**PROVIDED MATERIAL:**
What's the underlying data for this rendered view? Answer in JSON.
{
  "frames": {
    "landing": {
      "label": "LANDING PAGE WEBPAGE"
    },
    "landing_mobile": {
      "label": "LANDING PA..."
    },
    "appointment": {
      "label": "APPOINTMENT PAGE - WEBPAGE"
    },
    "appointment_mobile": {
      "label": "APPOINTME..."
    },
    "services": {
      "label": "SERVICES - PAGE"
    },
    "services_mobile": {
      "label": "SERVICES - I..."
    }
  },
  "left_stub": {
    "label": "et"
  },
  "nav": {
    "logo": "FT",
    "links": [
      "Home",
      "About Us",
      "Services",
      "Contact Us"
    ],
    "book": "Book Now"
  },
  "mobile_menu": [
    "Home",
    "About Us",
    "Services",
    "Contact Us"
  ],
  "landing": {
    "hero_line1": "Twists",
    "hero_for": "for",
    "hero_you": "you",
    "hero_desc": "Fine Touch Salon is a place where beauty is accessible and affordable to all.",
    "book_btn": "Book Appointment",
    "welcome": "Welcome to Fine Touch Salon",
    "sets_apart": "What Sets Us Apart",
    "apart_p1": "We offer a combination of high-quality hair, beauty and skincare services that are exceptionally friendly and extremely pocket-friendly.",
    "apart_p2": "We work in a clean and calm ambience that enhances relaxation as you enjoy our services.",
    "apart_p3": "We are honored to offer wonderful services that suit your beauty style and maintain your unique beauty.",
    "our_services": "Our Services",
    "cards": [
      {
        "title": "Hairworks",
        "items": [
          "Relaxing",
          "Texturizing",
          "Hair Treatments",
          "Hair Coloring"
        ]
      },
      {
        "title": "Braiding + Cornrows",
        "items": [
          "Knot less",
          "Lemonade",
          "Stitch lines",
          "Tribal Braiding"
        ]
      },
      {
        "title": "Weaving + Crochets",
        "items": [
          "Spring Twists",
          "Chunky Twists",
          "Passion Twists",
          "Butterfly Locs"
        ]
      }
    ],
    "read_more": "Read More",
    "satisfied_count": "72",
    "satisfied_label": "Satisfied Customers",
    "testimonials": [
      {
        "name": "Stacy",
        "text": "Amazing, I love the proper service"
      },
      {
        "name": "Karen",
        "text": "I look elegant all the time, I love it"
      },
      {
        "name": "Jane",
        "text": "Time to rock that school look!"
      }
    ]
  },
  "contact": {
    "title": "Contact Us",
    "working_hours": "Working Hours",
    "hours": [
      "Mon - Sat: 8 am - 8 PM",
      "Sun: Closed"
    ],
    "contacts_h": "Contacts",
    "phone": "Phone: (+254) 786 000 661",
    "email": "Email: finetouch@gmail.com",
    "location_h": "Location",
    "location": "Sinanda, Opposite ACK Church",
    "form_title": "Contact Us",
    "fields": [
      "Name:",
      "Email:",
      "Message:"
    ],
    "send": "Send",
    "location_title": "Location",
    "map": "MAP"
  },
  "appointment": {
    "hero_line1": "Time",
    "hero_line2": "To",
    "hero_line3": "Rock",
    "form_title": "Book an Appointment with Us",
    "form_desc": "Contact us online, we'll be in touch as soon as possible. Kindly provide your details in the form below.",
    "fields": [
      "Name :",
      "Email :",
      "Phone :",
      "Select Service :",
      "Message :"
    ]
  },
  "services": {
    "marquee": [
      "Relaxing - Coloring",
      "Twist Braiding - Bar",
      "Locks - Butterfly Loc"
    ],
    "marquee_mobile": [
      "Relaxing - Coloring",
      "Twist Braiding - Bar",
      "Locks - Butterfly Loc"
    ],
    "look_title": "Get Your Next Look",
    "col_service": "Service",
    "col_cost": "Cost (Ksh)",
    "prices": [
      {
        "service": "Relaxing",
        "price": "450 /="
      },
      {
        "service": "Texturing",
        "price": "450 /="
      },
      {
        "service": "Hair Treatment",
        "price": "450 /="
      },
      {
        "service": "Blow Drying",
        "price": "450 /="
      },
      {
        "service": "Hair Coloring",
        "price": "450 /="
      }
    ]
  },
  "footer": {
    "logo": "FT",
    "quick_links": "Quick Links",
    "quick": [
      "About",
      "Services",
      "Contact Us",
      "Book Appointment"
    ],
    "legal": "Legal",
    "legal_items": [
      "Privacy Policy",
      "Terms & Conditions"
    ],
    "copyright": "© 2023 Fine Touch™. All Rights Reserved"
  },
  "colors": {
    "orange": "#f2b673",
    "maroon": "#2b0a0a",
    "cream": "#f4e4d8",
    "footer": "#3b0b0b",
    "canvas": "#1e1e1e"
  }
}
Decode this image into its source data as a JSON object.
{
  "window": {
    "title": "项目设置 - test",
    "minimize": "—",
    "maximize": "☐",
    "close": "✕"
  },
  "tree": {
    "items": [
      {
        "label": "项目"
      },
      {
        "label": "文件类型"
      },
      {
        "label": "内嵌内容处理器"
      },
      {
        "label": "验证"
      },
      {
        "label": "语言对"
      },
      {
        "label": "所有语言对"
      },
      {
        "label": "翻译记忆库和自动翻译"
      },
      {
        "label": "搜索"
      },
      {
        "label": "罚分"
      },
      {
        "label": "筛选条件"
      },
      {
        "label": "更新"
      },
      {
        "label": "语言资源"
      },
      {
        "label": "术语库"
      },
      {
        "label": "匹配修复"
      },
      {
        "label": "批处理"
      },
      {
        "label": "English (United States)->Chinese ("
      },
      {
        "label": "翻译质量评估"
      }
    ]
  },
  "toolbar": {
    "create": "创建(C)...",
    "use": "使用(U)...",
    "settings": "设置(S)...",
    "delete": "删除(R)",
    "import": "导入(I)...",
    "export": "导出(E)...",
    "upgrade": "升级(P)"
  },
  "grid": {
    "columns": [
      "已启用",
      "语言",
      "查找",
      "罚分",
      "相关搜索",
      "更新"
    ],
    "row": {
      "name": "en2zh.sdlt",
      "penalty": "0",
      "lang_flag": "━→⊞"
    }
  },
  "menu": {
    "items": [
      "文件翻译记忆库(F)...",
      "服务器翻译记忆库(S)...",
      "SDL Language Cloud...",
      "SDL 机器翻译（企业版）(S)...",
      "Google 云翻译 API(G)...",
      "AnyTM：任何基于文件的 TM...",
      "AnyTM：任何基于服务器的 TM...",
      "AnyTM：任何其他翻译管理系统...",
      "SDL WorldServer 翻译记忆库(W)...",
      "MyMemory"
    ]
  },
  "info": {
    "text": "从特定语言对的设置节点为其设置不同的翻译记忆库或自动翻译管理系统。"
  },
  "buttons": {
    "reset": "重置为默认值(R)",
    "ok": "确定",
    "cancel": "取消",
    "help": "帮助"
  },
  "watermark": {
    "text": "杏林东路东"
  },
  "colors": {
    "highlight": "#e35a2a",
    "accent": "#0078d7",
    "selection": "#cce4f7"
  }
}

**JOB:** Copy every line of the entries above in which "JSON" occurs.

**CORRECT ANSWER:**
What's the underlying data for this rendered view? Answer in JSON.
Decode this image into its source data as a JSON object.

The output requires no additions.